— WHAT THE EXERCISE ASKS —
Find the string "name" in the entries and copy each line that has it.

— Entries with figure data —

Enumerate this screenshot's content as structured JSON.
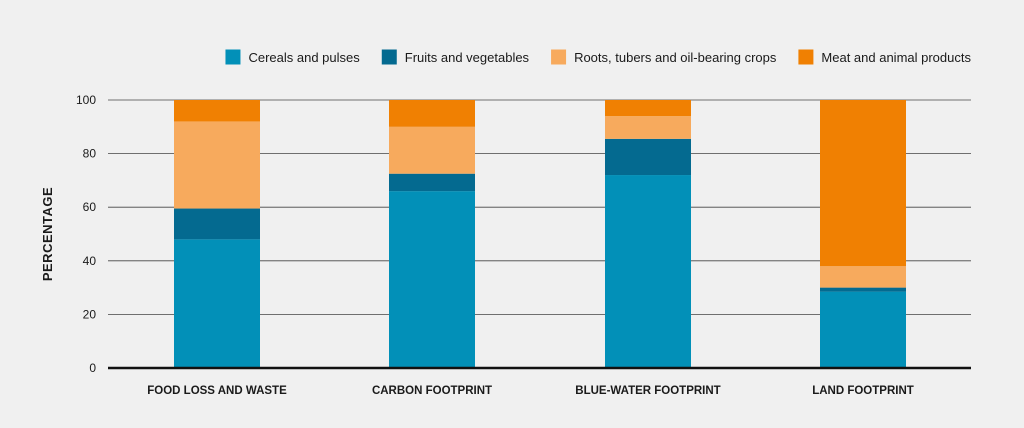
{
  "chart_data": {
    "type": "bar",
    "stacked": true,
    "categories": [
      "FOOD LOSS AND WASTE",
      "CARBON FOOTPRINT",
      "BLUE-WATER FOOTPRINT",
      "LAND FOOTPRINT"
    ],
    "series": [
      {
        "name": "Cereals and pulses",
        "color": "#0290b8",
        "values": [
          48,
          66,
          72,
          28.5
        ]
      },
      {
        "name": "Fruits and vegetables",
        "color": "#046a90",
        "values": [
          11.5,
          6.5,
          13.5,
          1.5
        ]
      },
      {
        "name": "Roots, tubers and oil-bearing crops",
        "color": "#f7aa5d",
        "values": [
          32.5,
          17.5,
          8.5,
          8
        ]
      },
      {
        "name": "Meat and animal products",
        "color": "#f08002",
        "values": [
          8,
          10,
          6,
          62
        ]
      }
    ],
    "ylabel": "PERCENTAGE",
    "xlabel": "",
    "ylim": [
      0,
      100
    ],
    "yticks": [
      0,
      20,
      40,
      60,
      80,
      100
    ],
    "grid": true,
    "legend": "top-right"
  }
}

— FINAL ANSWER —
        "name": "Cereals and pulses",
        "name": "Fruits and vegetables",
        "name": "Roots, tubers and oil-bearing crops",
        "name": "Meat and animal products",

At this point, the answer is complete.